_Input records:_
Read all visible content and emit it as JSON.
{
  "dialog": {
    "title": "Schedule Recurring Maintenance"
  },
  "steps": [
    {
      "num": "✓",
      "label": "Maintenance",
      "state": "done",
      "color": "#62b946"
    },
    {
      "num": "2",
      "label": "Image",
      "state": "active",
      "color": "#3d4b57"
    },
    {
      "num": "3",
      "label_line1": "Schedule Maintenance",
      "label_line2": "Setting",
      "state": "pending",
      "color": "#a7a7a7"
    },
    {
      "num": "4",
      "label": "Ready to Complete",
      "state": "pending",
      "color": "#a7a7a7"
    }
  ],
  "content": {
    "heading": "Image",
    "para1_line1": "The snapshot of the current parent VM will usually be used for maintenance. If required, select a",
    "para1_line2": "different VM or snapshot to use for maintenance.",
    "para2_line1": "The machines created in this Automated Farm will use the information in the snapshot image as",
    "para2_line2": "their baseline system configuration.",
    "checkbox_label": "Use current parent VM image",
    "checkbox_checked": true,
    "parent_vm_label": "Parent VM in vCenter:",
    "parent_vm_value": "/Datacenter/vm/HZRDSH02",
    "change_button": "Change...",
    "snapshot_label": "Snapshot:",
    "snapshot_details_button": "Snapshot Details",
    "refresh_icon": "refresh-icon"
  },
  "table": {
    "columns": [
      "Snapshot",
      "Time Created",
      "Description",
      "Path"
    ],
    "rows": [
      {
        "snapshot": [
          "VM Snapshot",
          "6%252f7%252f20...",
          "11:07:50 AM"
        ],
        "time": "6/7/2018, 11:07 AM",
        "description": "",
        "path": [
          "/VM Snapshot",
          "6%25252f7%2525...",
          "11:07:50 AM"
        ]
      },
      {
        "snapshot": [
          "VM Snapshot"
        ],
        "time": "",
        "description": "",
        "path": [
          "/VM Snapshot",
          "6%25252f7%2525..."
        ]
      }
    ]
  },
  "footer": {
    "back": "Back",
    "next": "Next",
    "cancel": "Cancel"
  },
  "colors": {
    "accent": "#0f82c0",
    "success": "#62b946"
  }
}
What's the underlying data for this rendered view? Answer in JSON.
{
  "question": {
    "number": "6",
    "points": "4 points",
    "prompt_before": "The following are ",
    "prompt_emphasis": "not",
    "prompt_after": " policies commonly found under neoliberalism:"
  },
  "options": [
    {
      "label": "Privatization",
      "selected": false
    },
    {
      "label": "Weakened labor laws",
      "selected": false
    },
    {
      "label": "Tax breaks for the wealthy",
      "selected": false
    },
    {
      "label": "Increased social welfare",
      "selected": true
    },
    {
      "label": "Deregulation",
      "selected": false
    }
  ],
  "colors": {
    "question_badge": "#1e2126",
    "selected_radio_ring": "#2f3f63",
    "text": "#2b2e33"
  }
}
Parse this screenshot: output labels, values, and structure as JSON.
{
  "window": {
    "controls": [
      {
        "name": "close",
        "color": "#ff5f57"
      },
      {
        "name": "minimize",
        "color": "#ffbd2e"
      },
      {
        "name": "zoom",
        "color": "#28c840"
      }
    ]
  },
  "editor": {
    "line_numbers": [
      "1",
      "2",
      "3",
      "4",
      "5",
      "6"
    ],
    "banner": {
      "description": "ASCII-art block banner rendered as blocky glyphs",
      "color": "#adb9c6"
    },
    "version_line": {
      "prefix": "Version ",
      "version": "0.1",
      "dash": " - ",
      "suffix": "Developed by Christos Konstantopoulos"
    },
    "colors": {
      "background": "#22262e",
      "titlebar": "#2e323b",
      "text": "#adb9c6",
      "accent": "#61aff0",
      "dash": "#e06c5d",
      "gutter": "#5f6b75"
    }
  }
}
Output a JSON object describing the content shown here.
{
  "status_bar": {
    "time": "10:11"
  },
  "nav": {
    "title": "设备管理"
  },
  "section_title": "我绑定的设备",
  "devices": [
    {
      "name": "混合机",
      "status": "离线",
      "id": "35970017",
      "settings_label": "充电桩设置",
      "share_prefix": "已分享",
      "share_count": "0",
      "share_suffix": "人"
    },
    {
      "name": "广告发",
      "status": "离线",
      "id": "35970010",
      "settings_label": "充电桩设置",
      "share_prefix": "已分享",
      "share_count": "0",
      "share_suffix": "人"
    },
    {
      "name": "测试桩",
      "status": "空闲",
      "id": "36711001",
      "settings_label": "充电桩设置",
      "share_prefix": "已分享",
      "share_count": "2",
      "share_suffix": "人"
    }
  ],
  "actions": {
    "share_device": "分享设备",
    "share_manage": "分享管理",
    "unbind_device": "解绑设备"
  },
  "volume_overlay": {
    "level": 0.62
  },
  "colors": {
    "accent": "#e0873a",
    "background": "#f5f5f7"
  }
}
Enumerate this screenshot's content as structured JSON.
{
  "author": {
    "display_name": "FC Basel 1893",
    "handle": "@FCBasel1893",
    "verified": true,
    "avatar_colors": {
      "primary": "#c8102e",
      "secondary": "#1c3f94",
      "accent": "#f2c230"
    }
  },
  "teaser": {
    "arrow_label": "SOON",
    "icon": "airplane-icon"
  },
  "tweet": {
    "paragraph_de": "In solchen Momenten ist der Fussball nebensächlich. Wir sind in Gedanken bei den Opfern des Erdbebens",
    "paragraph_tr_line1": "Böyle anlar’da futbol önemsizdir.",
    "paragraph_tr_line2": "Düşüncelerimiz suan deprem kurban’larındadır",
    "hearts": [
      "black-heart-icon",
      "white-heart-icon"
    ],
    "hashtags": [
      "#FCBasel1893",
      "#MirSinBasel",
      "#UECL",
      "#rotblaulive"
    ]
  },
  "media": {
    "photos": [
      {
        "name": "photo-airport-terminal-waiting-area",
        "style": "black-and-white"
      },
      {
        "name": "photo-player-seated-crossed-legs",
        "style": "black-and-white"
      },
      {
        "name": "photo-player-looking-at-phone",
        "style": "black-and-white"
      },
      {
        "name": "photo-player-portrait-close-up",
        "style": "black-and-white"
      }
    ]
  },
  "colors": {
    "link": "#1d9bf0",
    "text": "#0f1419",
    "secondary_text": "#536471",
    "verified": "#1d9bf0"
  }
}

_Problem to solve:_ Quote every entry exactly.

_Solution:_
Read all visible content and emit it as JSON.
{
  "dialog": {
    "title": "Schedule Recurring Maintenance"
  },
  "steps": [
    {
      "num": "✓",
      "label": "Maintenance",
      "state": "done",
      "color": "#62b946"
    },
    {
      "num": "2",
      "label": "Image",
      "state": "active",
      "color": "#3d4b57"
    },
    {
      "num": "3",
      "label_line1": "Schedule Maintenance",
      "label_line2": "Setting",
      "state": "pending",
      "color": "#a7a7a7"
    },
    {
      "num": "4",
      "label": "Ready to Complete",
      "state": "pending",
      "color": "#a7a7a7"
    }
  ],
  "content": {
    "heading": "Image",
    "para1_line1": "The snapshot of the current parent VM will usually be used for maintenance. If required, select a",
    "para1_line2": "different VM or snapshot to use for maintenance.",
    "para2_line1": "The machines created in this Automated Farm will use the information in the snapshot image as",
    "para2_line2": "their baseline system configuration.",
    "checkbox_label": "Use current parent VM image",
    "checkbox_checked": true,
    "parent_vm_label": "Parent VM in vCenter:",
    "parent_vm_value": "/Datacenter/vm/HZRDSH02",
    "change_button": "Change...",
    "snapshot_label": "Snapshot:",
    "snapshot_details_button": "Snapshot Details",
    "refresh_icon": "refresh-icon"
  },
  "table": {
    "columns": [
      "Snapshot",
      "Time Created",
      "Description",
      "Path"
    ],
    "rows": [
      {
        "snapshot": [
          "VM Snapshot",
          "6%252f7%252f20...",
          "11:07:50 AM"
        ],
        "time": "6/7/2018, 11:07 AM",
        "description": "",
        "path": [
          "/VM Snapshot",
          "6%25252f7%2525...",
          "11:07:50 AM"
        ]
      },
      {
        "snapshot": [
          "VM Snapshot"
        ],
        "time": "",
        "description": "",
        "path": [
          "/VM Snapshot",
          "6%25252f7%2525..."
        ]
      }
    ]
  },
  "footer": {
    "back": "Back",
    "next": "Next",
    "cancel": "Cancel"
  },
  "colors": {
    "accent": "#0f82c0",
    "success": "#62b946"
  }
}
What's the underlying data for this rendered view? Answer in JSON.
{
  "question": {
    "number": "6",
    "points": "4 points",
    "prompt_before": "The following are ",
    "prompt_emphasis": "not",
    "prompt_after": " policies commonly found under neoliberalism:"
  },
  "options": [
    {
      "label": "Privatization",
      "selected": false
    },
    {
      "label": "Weakened labor laws",
      "selected": false
    },
    {
      "label": "Tax breaks for the wealthy",
      "selected": false
    },
    {
      "label": "Increased social welfare",
      "selected": true
    },
    {
      "label": "Deregulation",
      "selected": false
    }
  ],
  "colors": {
    "question_badge": "#1e2126",
    "selected_radio_ring": "#2f3f63",
    "text": "#2b2e33"
  }
}
Parse this screenshot: output labels, values, and structure as JSON.
{
  "window": {
    "controls": [
      {
        "name": "close",
        "color": "#ff5f57"
      },
      {
        "name": "minimize",
        "color": "#ffbd2e"
      },
      {
        "name": "zoom",
        "color": "#28c840"
      }
    ]
  },
  "editor": {
    "line_numbers": [
      "1",
      "2",
      "3",
      "4",
      "5",
      "6"
    ],
    "banner": {
      "description": "ASCII-art block banner rendered as blocky glyphs",
      "color": "#adb9c6"
    },
    "version_line": {
      "prefix": "Version ",
      "version": "0.1",
      "dash": " - ",
      "suffix": "Developed by Christos Konstantopoulos"
    },
    "colors": {
      "background": "#22262e",
      "titlebar": "#2e323b",
      "text": "#adb9c6",
      "accent": "#61aff0",
      "dash": "#e06c5d",
      "gutter": "#5f6b75"
    }
  }
}
Output a JSON object describing the content shown here.
{
  "status_bar": {
    "time": "10:11"
  },
  "nav": {
    "title": "设备管理"
  },
  "section_title": "我绑定的设备",
  "devices": [
    {
      "name": "混合机",
      "status": "离线",
      "id": "35970017",
      "settings_label": "充电桩设置",
      "share_prefix": "已分享",
      "share_count": "0",
      "share_suffix": "人"
    },
    {
      "name": "广告发",
      "status": "离线",
      "id": "35970010",
      "settings_label": "充电桩设置",
      "share_prefix": "已分享",
      "share_count": "0",
      "share_suffix": "人"
    },
    {
      "name": "测试桩",
      "status": "空闲",
      "id": "36711001",
      "settings_label": "充电桩设置",
      "share_prefix": "已分享",
      "share_count": "2",
      "share_suffix": "人"
    }
  ],
  "actions": {
    "share_device": "分享设备",
    "share_manage": "分享管理",
    "unbind_device": "解绑设备"
  },
  "volume_overlay": {
    "level": 0.62
  },
  "colors": {
    "accent": "#e0873a",
    "background": "#f5f5f7"
  }
}
Enumerate this screenshot's content as structured JSON.
{
  "author": {
    "display_name": "FC Basel 1893",
    "handle": "@FCBasel1893",
    "verified": true,
    "avatar_colors": {
      "primary": "#c8102e",
      "secondary": "#1c3f94",
      "accent": "#f2c230"
    }
  },
  "teaser": {
    "arrow_label": "SOON",
    "icon": "airplane-icon"
  },
  "tweet": {
    "paragraph_de": "In solchen Momenten ist der Fussball nebensächlich. Wir sind in Gedanken bei den Opfern des Erdbebens",
    "paragraph_tr_line1": "Böyle anlar’da futbol önemsizdir.",
    "paragraph_tr_line2": "Düşüncelerimiz suan deprem kurban’larındadır",
    "hearts": [
      "black-heart-icon",
      "white-heart-icon"
    ],
    "hashtags": [
      "#FCBasel1893",
      "#MirSinBasel",
      "#UECL",
      "#rotblaulive"
    ]
  },
  "media": {
    "photos": [
      {
        "name": "photo-airport-terminal-waiting-area",
        "style": "black-and-white"
      },
      {
        "name": "photo-player-seated-crossed-legs",
        "style": "black-and-white"
      },
      {
        "name": "photo-player-looking-at-phone",
        "style": "black-and-white"
      },
      {
        "name": "photo-player-portrait-close-up",
        "style": "black-and-white"
      }
    ]
  },
  "colors": {
    "link": "#1d9bf0",
    "text": "#0f1419",
    "secondary_text": "#536471",
    "verified": "#1d9bf0"
  }
}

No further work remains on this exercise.